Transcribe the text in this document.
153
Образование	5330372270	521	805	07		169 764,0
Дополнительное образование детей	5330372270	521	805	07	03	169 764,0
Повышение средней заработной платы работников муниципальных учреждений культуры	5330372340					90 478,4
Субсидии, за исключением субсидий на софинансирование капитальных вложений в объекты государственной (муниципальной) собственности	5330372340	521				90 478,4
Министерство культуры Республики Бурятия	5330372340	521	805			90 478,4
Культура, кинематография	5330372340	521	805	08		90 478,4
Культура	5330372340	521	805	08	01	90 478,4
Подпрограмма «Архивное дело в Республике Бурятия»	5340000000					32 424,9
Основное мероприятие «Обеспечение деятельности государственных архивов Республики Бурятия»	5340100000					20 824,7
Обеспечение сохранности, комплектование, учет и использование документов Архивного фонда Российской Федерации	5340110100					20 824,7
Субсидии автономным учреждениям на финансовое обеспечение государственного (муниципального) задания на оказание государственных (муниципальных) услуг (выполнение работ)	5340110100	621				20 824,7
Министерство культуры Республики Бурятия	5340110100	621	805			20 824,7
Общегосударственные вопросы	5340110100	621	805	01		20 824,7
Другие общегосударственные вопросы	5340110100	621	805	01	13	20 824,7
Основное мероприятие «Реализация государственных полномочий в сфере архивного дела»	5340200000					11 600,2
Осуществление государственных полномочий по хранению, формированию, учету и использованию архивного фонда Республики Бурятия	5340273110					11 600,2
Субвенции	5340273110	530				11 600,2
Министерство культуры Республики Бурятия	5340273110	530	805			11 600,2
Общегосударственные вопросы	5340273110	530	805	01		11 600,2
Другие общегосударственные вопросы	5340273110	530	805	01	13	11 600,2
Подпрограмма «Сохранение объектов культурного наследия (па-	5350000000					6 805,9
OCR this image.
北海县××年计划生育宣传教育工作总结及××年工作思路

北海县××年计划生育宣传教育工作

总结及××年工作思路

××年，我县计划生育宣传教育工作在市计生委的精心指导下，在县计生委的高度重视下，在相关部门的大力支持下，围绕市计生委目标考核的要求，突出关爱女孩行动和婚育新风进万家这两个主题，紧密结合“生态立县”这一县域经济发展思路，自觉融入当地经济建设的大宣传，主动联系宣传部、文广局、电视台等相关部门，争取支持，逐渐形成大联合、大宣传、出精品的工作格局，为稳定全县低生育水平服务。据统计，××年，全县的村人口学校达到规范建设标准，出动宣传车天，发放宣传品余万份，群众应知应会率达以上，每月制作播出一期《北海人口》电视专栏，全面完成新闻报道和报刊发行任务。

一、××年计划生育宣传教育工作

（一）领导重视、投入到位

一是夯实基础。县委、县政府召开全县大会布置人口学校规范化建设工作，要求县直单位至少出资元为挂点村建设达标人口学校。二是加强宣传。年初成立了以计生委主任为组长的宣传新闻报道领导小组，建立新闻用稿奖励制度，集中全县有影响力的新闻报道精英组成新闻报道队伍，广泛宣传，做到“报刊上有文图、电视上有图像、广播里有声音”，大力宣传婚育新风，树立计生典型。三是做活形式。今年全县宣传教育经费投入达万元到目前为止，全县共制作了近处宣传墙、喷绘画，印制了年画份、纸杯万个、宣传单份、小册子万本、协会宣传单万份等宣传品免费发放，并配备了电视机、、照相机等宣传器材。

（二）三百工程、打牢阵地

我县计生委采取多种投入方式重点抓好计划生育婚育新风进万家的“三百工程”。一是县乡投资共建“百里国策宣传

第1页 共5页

==========

▶ Exercise aim:
Reproduce every record above exactly as it appears.

▶ Output of the task:
Transcribe the text in this document.
153
Образование	5330372270	521	805	07		169 764,0
Дополнительное образование детей	5330372270	521	805	07	03	169 764,0
Повышение средней заработной платы работников муниципальных учреждений культуры	5330372340					90 478,4
Субсидии, за исключением субсидий на софинансирование капитальных вложений в объекты государственной (муниципальной) собственности	5330372340	521				90 478,4
Министерство культуры Республики Бурятия	5330372340	521	805			90 478,4
Культура, кинематография	5330372340	521	805	08		90 478,4
Культура	5330372340	521	805	08	01	90 478,4
Подпрограмма «Архивное дело в Республике Бурятия»	5340000000					32 424,9
Основное мероприятие «Обеспечение деятельности государственных архивов Республики Бурятия»	5340100000					20 824,7
Обеспечение сохранности, комплектование, учет и использование документов Архивного фонда Российской Федерации	5340110100					20 824,7
Субсидии автономным учреждениям на финансовое обеспечение государственного (муниципального) задания на оказание государственных (муниципальных) услуг (выполнение работ)	5340110100	621				20 824,7
Министерство культуры Республики Бурятия	5340110100	621	805			20 824,7
Общегосударственные вопросы	5340110100	621	805	01		20 824,7
Другие общегосударственные вопросы	5340110100	621	805	01	13	20 824,7
Основное мероприятие «Реализация государственных полномочий в сфере архивного дела»	5340200000					11 600,2
Осуществление государственных полномочий по хранению, формированию, учету и использованию архивного фонда Республики Бурятия	5340273110					11 600,2
Субвенции	5340273110	530				11 600,2
Министерство культуры Республики Бурятия	5340273110	530	805			11 600,2
Общегосударственные вопросы	5340273110	530	805	01		11 600,2
Другие общегосударственные вопросы	5340273110	530	805	01	13	11 600,2
Подпрограмма «Сохранение объектов культурного наследия (па-	5350000000					6 805,9
OCR this image.
北海县××年计划生育宣传教育工作总结及××年工作思路

北海县××年计划生育宣传教育工作

总结及××年工作思路

××年，我县计划生育宣传教育工作在市计生委的精心指导下，在县计生委的高度重视下，在相关部门的大力支持下，围绕市计生委目标考核的要求，突出关爱女孩行动和婚育新风进万家这两个主题，紧密结合“生态立县”这一县域经济发展思路，自觉融入当地经济建设的大宣传，主动联系宣传部、文广局、电视台等相关部门，争取支持，逐渐形成大联合、大宣传、出精品的工作格局，为稳定全县低生育水平服务。据统计，××年，全县的村人口学校达到规范建设标准，出动宣传车天，发放宣传品余万份，群众应知应会率达以上，每月制作播出一期《北海人口》电视专栏，全面完成新闻报道和报刊发行任务。

一、××年计划生育宣传教育工作

（一）领导重视、投入到位

一是夯实基础。县委、县政府召开全县大会布置人口学校规范化建设工作，要求县直单位至少出资元为挂点村建设达标人口学校。二是加强宣传。年初成立了以计生委主任为组长的宣传新闻报道领导小组，建立新闻用稿奖励制度，集中全县有影响力的新闻报道精英组成新闻报道队伍，广泛宣传，做到“报刊上有文图、电视上有图像、广播里有声音”，大力宣传婚育新风，树立计生典型。三是做活形式。今年全县宣传教育经费投入达万元到目前为止，全县共制作了近处宣传墙、喷绘画，印制了年画份、纸杯万个、宣传单份、小册子万本、协会宣传单万份等宣传品免费发放，并配备了电视机、、照相机等宣传器材。

（二）三百工程、打牢阵地

我县计生委采取多种投入方式重点抓好计划生育婚育新风进万家的“三百工程”。一是县乡投资共建“百里国策宣传

第1页 共5页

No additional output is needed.